Omit all pictures and give the records below again exactly as written.

## Material for this task

━━━━━━━━━━━━━━━━━━━━

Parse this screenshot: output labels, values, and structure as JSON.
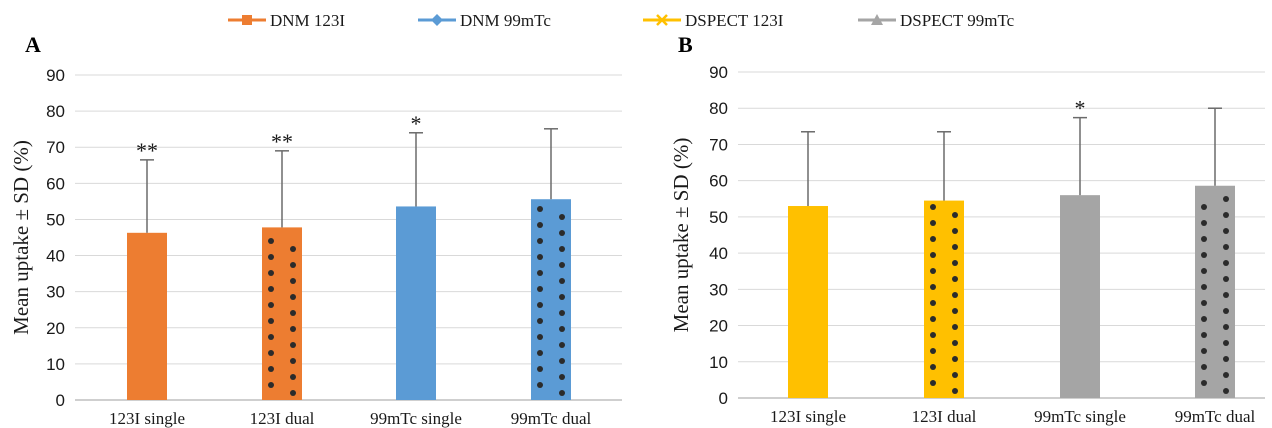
{
  "legend": [
    {
      "label": "DNM 123I",
      "color": "#ED7D31",
      "marker": "square"
    },
    {
      "label": "DNM 99mTc",
      "color": "#5B9BD5",
      "marker": "diamond"
    },
    {
      "label": "DSPECT 123I",
      "color": "#FFC000",
      "marker": "x"
    },
    {
      "label": "DSPECT 99mTc",
      "color": "#A5A5A5",
      "marker": "triangle"
    }
  ],
  "chart_data": [
    {
      "panel": "A",
      "type": "bar",
      "ylabel": "Mean uptake ± SD (%)",
      "ylim": [
        0,
        90
      ],
      "yticks": [
        0,
        10,
        20,
        30,
        40,
        50,
        60,
        70,
        80,
        90
      ],
      "grid": true,
      "categories": [
        "123I single",
        "123I dual",
        "99mTc single",
        "99mTc dual"
      ],
      "values": [
        46.3,
        47.8,
        53.6,
        55.6
      ],
      "error": [
        20.2,
        21.2,
        20.4,
        19.5
      ],
      "colors": [
        "#ED7D31",
        "#ED7D31",
        "#5B9BD5",
        "#5B9BD5"
      ],
      "dotted": [
        false,
        true,
        false,
        true
      ],
      "significance": [
        "**",
        "**",
        "*",
        ""
      ]
    },
    {
      "panel": "B",
      "type": "bar",
      "ylabel": "Mean uptake ± SD (%)",
      "ylim": [
        0,
        90
      ],
      "yticks": [
        0,
        10,
        20,
        30,
        40,
        50,
        60,
        70,
        80,
        90
      ],
      "grid": true,
      "categories": [
        "123I single",
        "123I dual",
        "99mTc single",
        "99mTc dual"
      ],
      "values": [
        53.0,
        54.5,
        56.0,
        58.6
      ],
      "error": [
        20.5,
        19.0,
        21.4,
        21.4
      ],
      "colors": [
        "#FFC000",
        "#FFC000",
        "#A5A5A5",
        "#A5A5A5"
      ],
      "dotted": [
        false,
        true,
        false,
        true
      ],
      "significance": [
        "",
        "",
        "*",
        ""
      ]
    }
  ]
}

━━━━━━━━━━━━━━━━━━━━

## Exercise answer
Parse this screenshot: output labels, values, and structure as JSON.
{
  "legend": [
    {
      "label": "DNM 123I",
      "color": "#ED7D31",
      "marker": "square"
    },
    {
      "label": "DNM 99mTc",
      "color": "#5B9BD5",
      "marker": "diamond"
    },
    {
      "label": "DSPECT 123I",
      "color": "#FFC000",
      "marker": "x"
    },
    {
      "label": "DSPECT 99mTc",
      "color": "#A5A5A5",
      "marker": "triangle"
    }
  ],
  "chart_data": [
    {
      "panel": "A",
      "type": "bar",
      "ylabel": "Mean uptake ± SD (%)",
      "ylim": [
        0,
        90
      ],
      "yticks": [
        0,
        10,
        20,
        30,
        40,
        50,
        60,
        70,
        80,
        90
      ],
      "grid": true,
      "categories": [
        "123I single",
        "123I dual",
        "99mTc single",
        "99mTc dual"
      ],
      "values": [
        46.3,
        47.8,
        53.6,
        55.6
      ],
      "error": [
        20.2,
        21.2,
        20.4,
        19.5
      ],
      "colors": [
        "#ED7D31",
        "#ED7D31",
        "#5B9BD5",
        "#5B9BD5"
      ],
      "dotted": [
        false,
        true,
        false,
        true
      ],
      "significance": [
        "**",
        "**",
        "*",
        ""
      ]
    },
    {
      "panel": "B",
      "type": "bar",
      "ylabel": "Mean uptake ± SD (%)",
      "ylim": [
        0,
        90
      ],
      "yticks": [
        0,
        10,
        20,
        30,
        40,
        50,
        60,
        70,
        80,
        90
      ],
      "grid": true,
      "categories": [
        "123I single",
        "123I dual",
        "99mTc single",
        "99mTc dual"
      ],
      "values": [
        53.0,
        54.5,
        56.0,
        58.6
      ],
      "error": [
        20.5,
        19.0,
        21.4,
        21.4
      ],
      "colors": [
        "#FFC000",
        "#FFC000",
        "#A5A5A5",
        "#A5A5A5"
      ],
      "dotted": [
        false,
        true,
        false,
        true
      ],
      "significance": [
        "",
        "",
        "*",
        ""
      ]
    }
  ]
}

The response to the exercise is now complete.